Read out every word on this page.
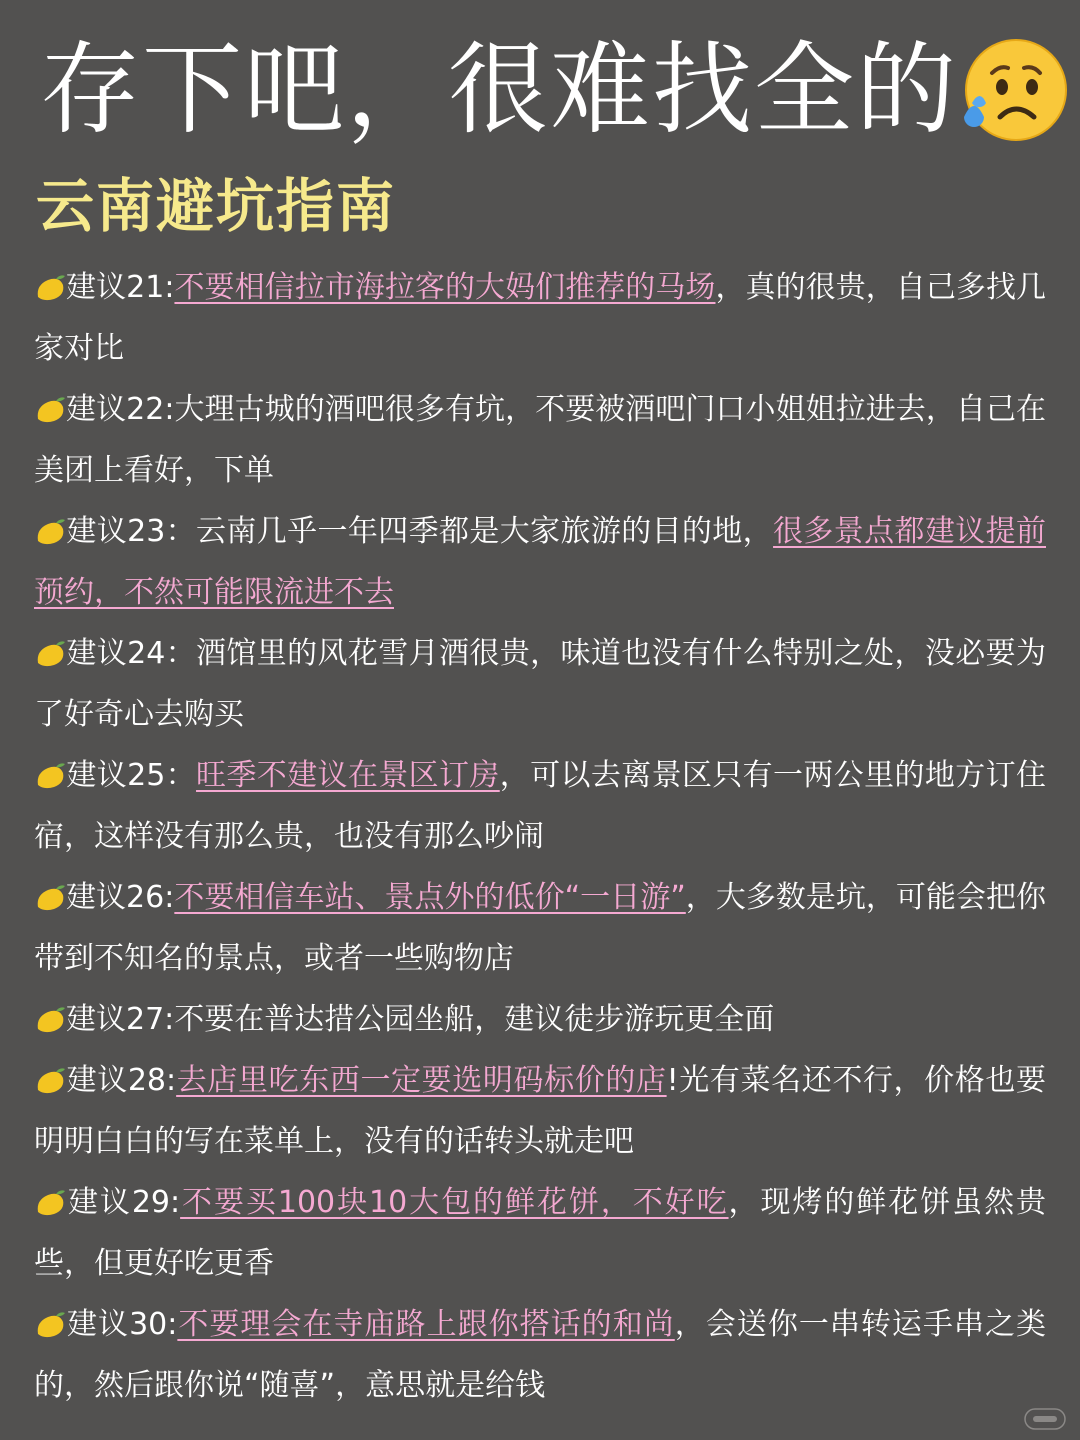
存下吧，很难找全的
云南避坑指南
建议21:不要相信拉市海拉客的大妈们推荐的马场，真的很贵，自己多找几家对比
建议22:大理古城的酒吧很多有坑，不要被酒吧门口小姐姐拉进去，自己在美团上看好，下单
建议23：云南几乎一年四季都是大家旅游的目的地，很多景点都建议提前预约，不然可能限流进不去
建议24：酒馆里的风花雪月酒很贵，味道也没有什么特别之处，没必要为了好奇心去购买
建议25：旺季不建议在景区订房，可以去离景区只有一两公里的地方订住宿，这样没有那么贵，也没有那么吵闹
建议26:不要相信车站、景点外的低价“一日游”，大多数是坑，可能会把你带到不知名的景点，或者一些购物店
建议27:不要在普达措公园坐船，建议徒步游玩更全面
建议28:去店里吃东西一定要选明码标价的店!光有菜名还不行，价格也要明明白白的写在菜单上，没有的话转头就走吧
建议29:不要买100块10大包的鲜花饼，不好吃，现烤的鲜花饼虽然贵些，但更好吃更香
建议30:不要理会在寺庙路上跟你搭话的和尚，会送你一串转运手串之类的，然后跟你说“随喜”，意思就是给钱
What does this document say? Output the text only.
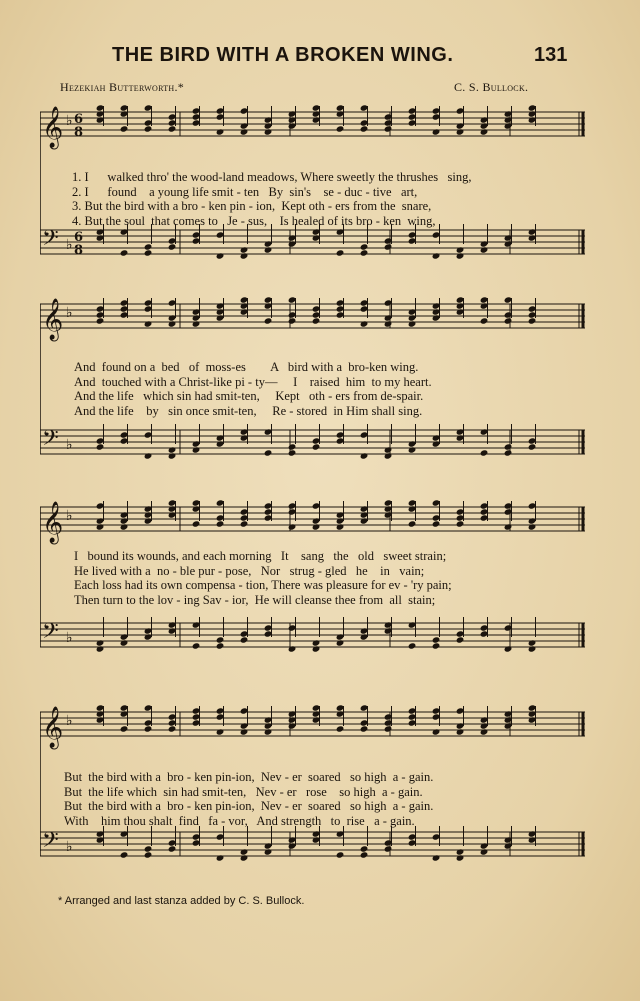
THE BIRD WITH A BROKEN WING.	131
Hezekiah Butterworth.*	C. S. Bullock.
𝄞 ♭ 6
8
𝄢 ♭ 6
8
1. I      walked thro' the wood-land meadows, Where sweetly the thrushes   sing,
2. I      found    a young life smit - ten   By  sin's    se - duc - tive   art,
3. But the bird with a bro - ken pin - ion,  Kept oth - ers from the  snare,
4. But the soul  that comes to   Je - sus,    Is healed of its bro - ken  wing,
𝄞 ♭
𝄢 ♭
And  found on a  bed   of  moss-es        A   bird with a  bro-ken wing.
And  touched with a Christ-like pi - ty—     I    raised  him  to my heart.
And the life   which sin had smit-ten,     Kept   oth - ers from de-spair.
And the life    by   sin once smit-ten,     Re - stored  in Him shall sing.
𝄞 ♭
𝄢 ♭
I   bound its wounds, and each morning   It    sang   the   old   sweet strain;
He lived with a  no - ble pur - pose,   Nor   strug - gled   he    in   vain;
Each loss had its own compensa - tion, There was pleasure for ev - 'ry pain;
Then turn to the lov - ing Sav - ior,  He will cleanse thee from  all  stain;
𝄞 ♭
𝄢 ♭
But  the bird with a  bro - ken pin-ion,  Nev - er  soared   so high  a - gain.
But  the life which  sin had smit-ten,   Nev - er   rose    so high  a - gain.
But  the bird with a  bro - ken pin-ion,  Nev - er  soared   so high  a - gain.
With    him thou shalt  find   fa - vor,   And strength   to  rise   a - gain.
* Arranged and last stanza added by C. S. Bullock.
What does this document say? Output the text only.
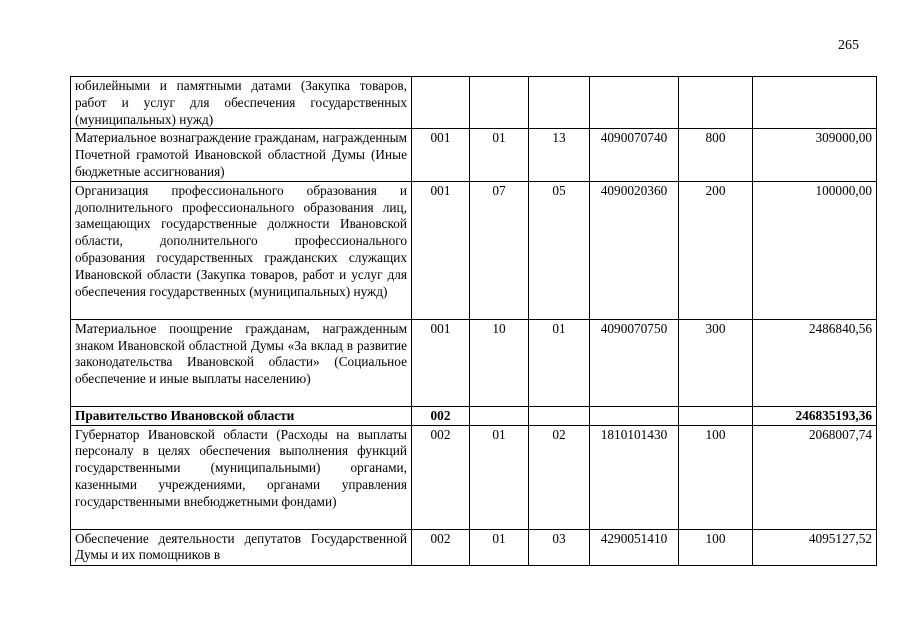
265
юбилейными и памятными датами (Закупка товаров, работ и услуг для обеспечения государственных (муниципальных) нужд)						
Материальное вознаграждение гражданам, награжденным Почетной грамотой Ивановской областной Думы (Иные бюджетные ассигнования)	001	01	13	4090070740	800	309000,00
Организация профессионального образования и дополнительного профессионального образования лиц, замещающих государственные должности Ивановской области, дополнительного профессионального образования государственных гражданских служащих Ивановской области (Закупка товаров, работ и услуг для обеспечения государственных (муниципальных) нужд)	001	07	05	4090020360	200	100000,00
Материальное поощрение гражданам, награжденным знаком Ивановской областной Думы «За вклад в развитие законодательства Ивановской области» (Социальное обеспечение и иные выплаты населению)	001	10	01	4090070750	300	2486840,56
Правительство Ивановской области	002					246835193,36
Губернатор Ивановской области (Расходы на выплаты персоналу в целях обеспечения выполнения функций государственными (муниципальными) органами, казенными учреждениями, органами управления государственными внебюджетными фондами)	002	01	02	1810101430	100	2068007,74
Обеспечение деятельности депутатов Государственной Думы и их помощников в	002	01	03	4290051410	100	4095127,52
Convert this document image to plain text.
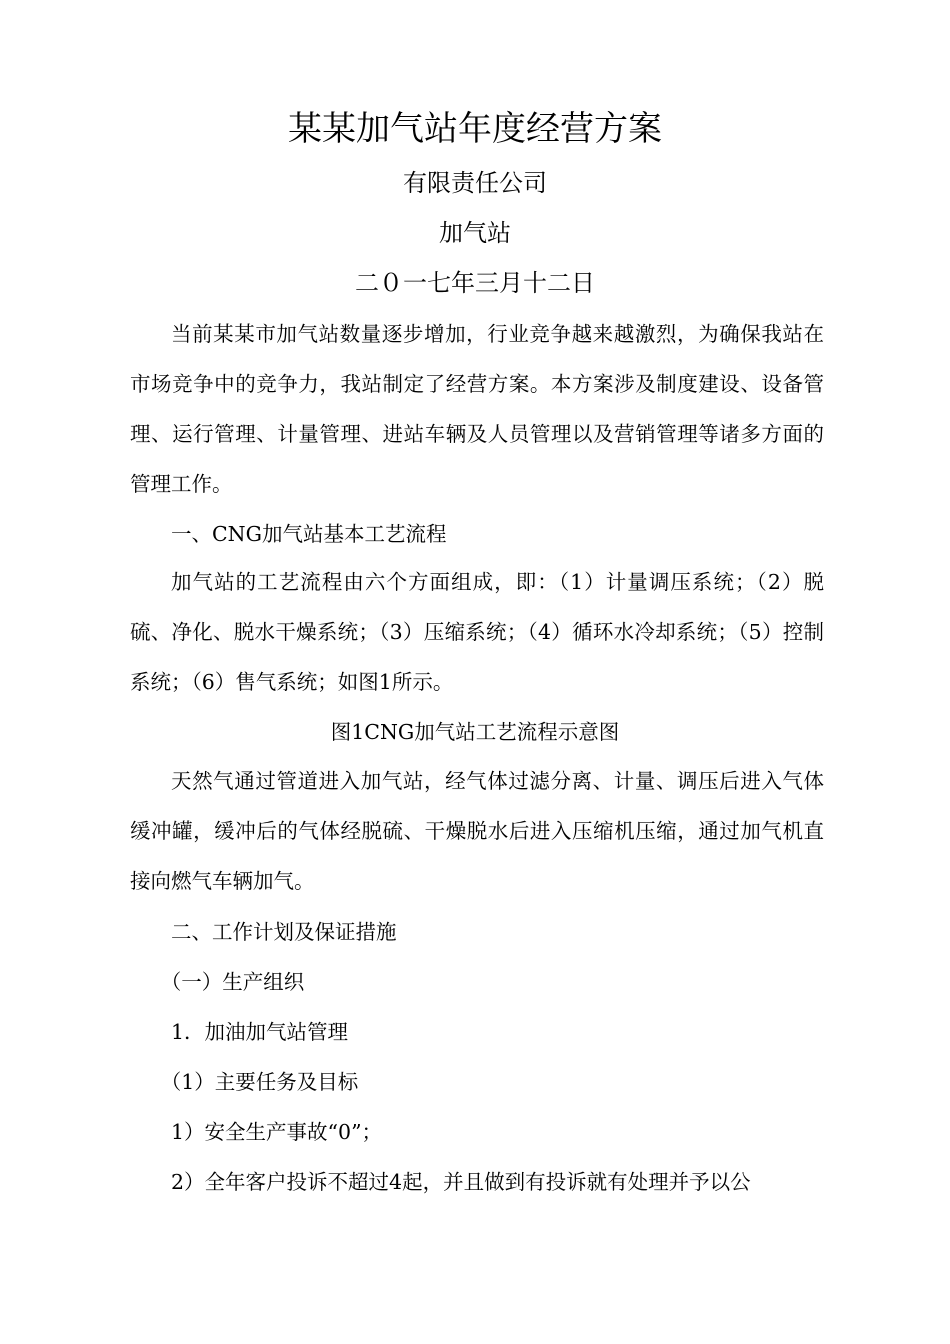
某某加气站年度经营方案
有限责任公司
加气站
二０一七年三月十二日

当前某某市加气站数量逐步增加，行业竞争越来越激烈，为确保我站在市场竞争中的竞争力，我站制定了经营方案。本方案涉及制度建设、设备管理、运行管理、计量管理、进站车辆及人员管理以及营销管理等诸多方面的管理工作。

一、CNG加气站基本工艺流程

加气站的工艺流程由六个方面组成，即：（1）计量调压系统；（2）脱硫、净化、脱水干燥系统；（3）压缩系统；（4）循环水冷却系统；（5）控制系统；（6）售气系统；如图1所示。

图1CNG加气站工艺流程示意图

天然气通过管道进入加气站，经气体过滤分离、计量、调压后进入气体缓冲罐，缓冲后的气体经脱硫、干燥脱水后进入压缩机压缩，通过加气机直接向燃气车辆加气。

二、工作计划及保证措施

（一）生产组织

1．加油加气站管理

（1）主要任务及目标

1）安全生产事故“0”；

2）全年客户投诉不超过4起，并且做到有投诉就有处理并予以公
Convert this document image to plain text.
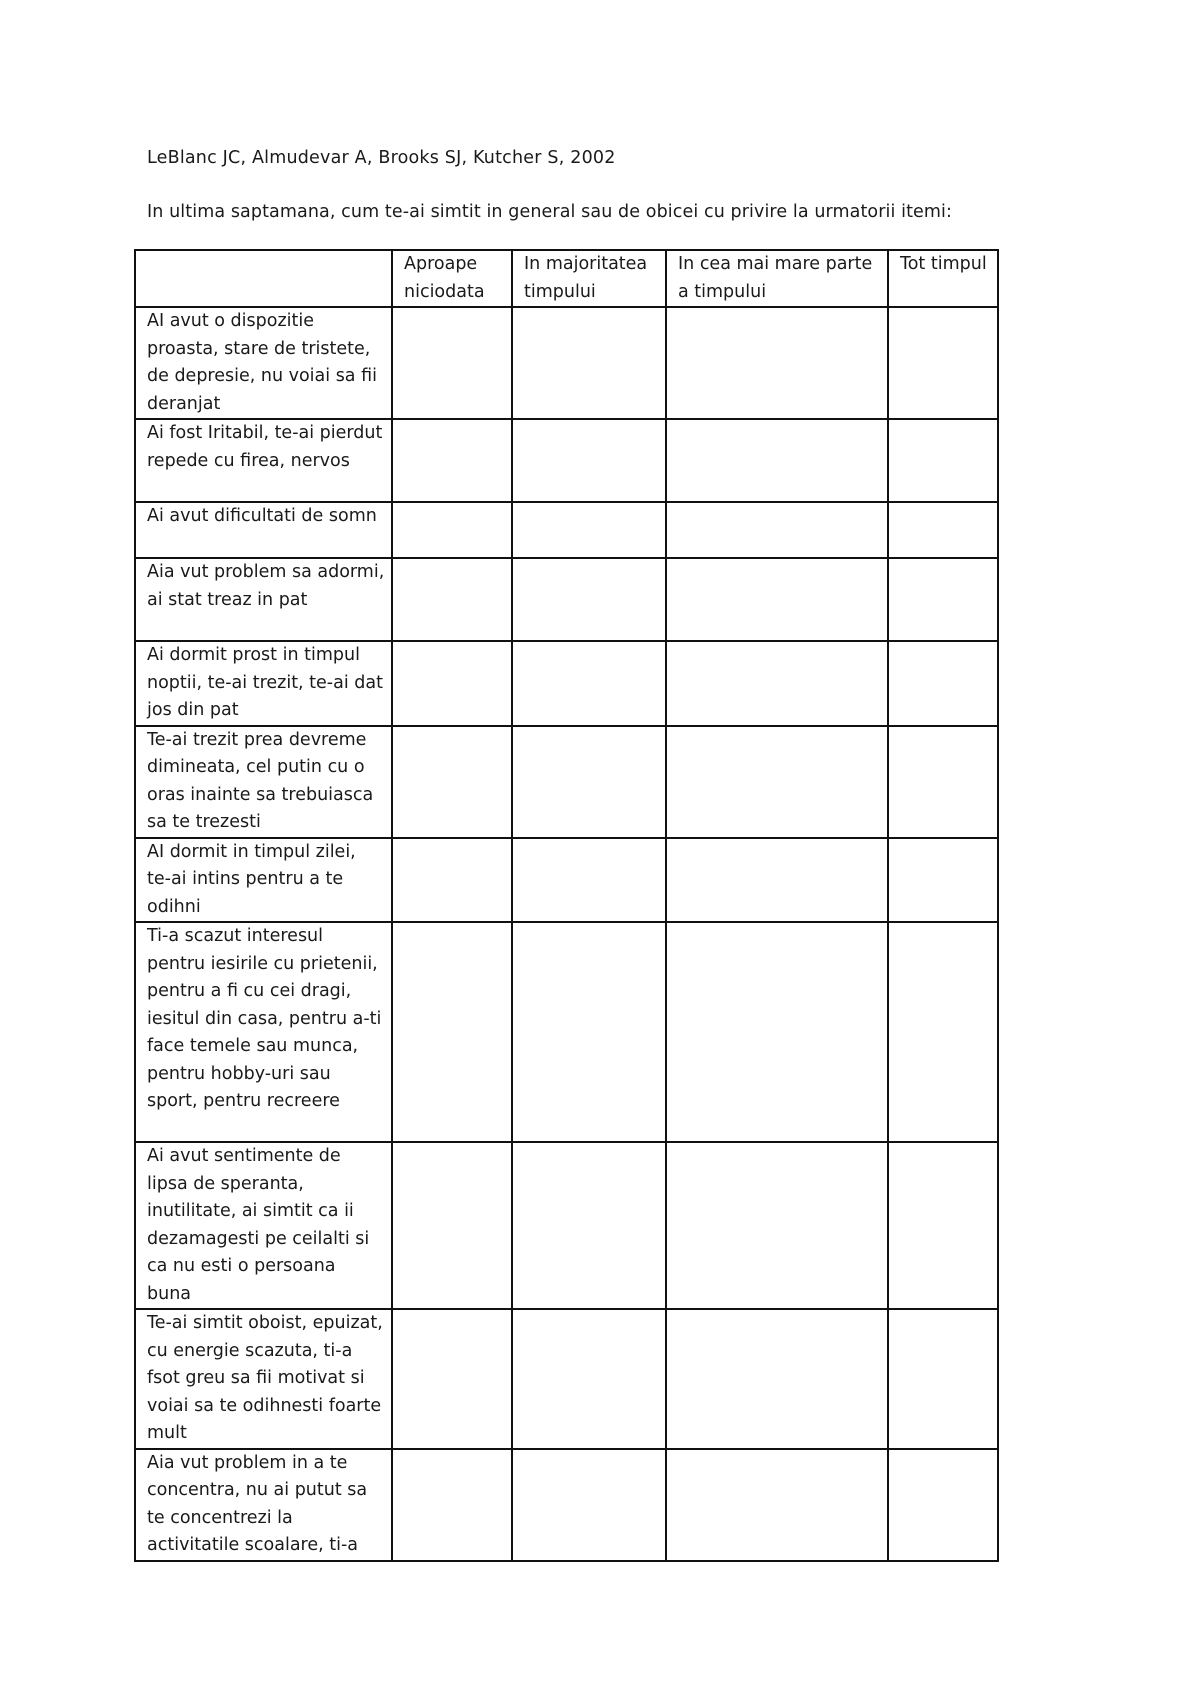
LeBlanc JC, Almudevar A, Brooks SJ, Kutcher S, 2002
In ultima saptamana, cum te-ai simtit in general sau de obicei cu privire la urmatorii itemi:
	Aproape niciodata	In majoritatea timpului	In cea mai mare parte a timpului	Tot timpul
AI avut o dispozitie proasta, stare de tristete, de depresie, nu voiai sa fii deranjat				
Ai fost Iritabil, te-ai pierdut repede cu firea, nervos				
Ai avut dificultati de somn				
Aia vut problem sa adormi, ai stat treaz in pat				
Ai dormit prost in timpul noptii, te-ai trezit, te-ai dat jos din pat				
Te-ai trezit prea devreme dimineata, cel putin cu o oras inainte sa trebuiasca sa te trezesti				
AI dormit in timpul zilei, te-ai intins pentru a te odihni				
Ti-a scazut interesul pentru iesirile cu prietenii, pentru a fi cu cei dragi, iesitul din casa, pentru a-ti face temele sau munca, pentru hobby-uri sau sport, pentru recreere				
Ai avut sentimente de lipsa de speranta, inutilitate, ai simtit ca ii dezamagesti pe ceilalti si ca nu esti o persoana buna				
Te-ai simtit oboist, epuizat, cu energie scazuta, ti-a fsot greu sa fii motivat si voiai sa te odihnesti foarte mult				
Aia vut problem in a te concentra, nu ai putut sa te concentrezi la activitatile scoalare, ti-a				
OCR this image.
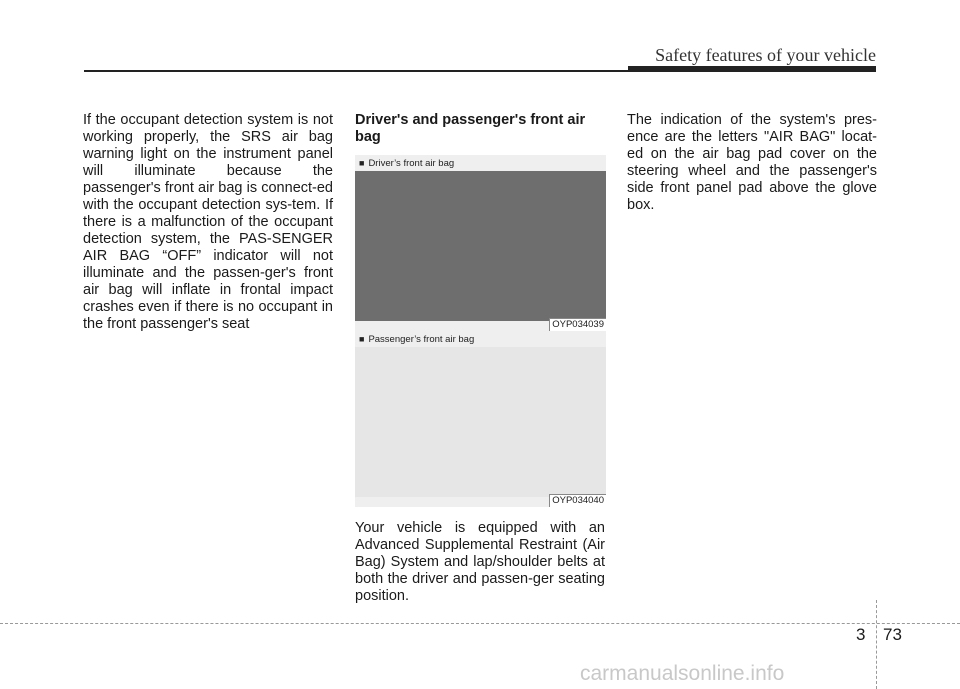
Safety features of your vehicle
If the occupant detection system is not working properly, the SRS air bag warning light on the instrument panel will illuminate because the passenger's front air bag is connect-ed with the occupant detection sys-tem. If there is a malfunction of the occupant detection system, the PAS-SENGER AIR BAG “OFF” indicator will not illuminate and the passen-ger's front air bag will inflate in frontal impact crashes even if there is no occupant in the front passenger's seat
Driver's and passenger's front air bag
■ Driver’s front air bag
OYP034039
■ Passenger’s front air bag
OYP034040
Your vehicle is equipped with an Advanced Supplemental Restraint (Air Bag) System and lap/shoulder belts at both the driver and passen-ger seating position.
The indication of the system's pres-ence are the letters "AIR BAG" locat-ed on the air bag pad cover on the steering wheel and the passenger's side front panel pad above the glove box.
3 73
carmanualsonline.info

» **WHAT IS ASKED**
Find every line in the records that contains the word "Bullock"; copy those lines.

» **TASK ANSWER**
Hezekiah Butterworth.*	C. S. Bullock.
* Arranged and last stanza added by C. S. Bullock.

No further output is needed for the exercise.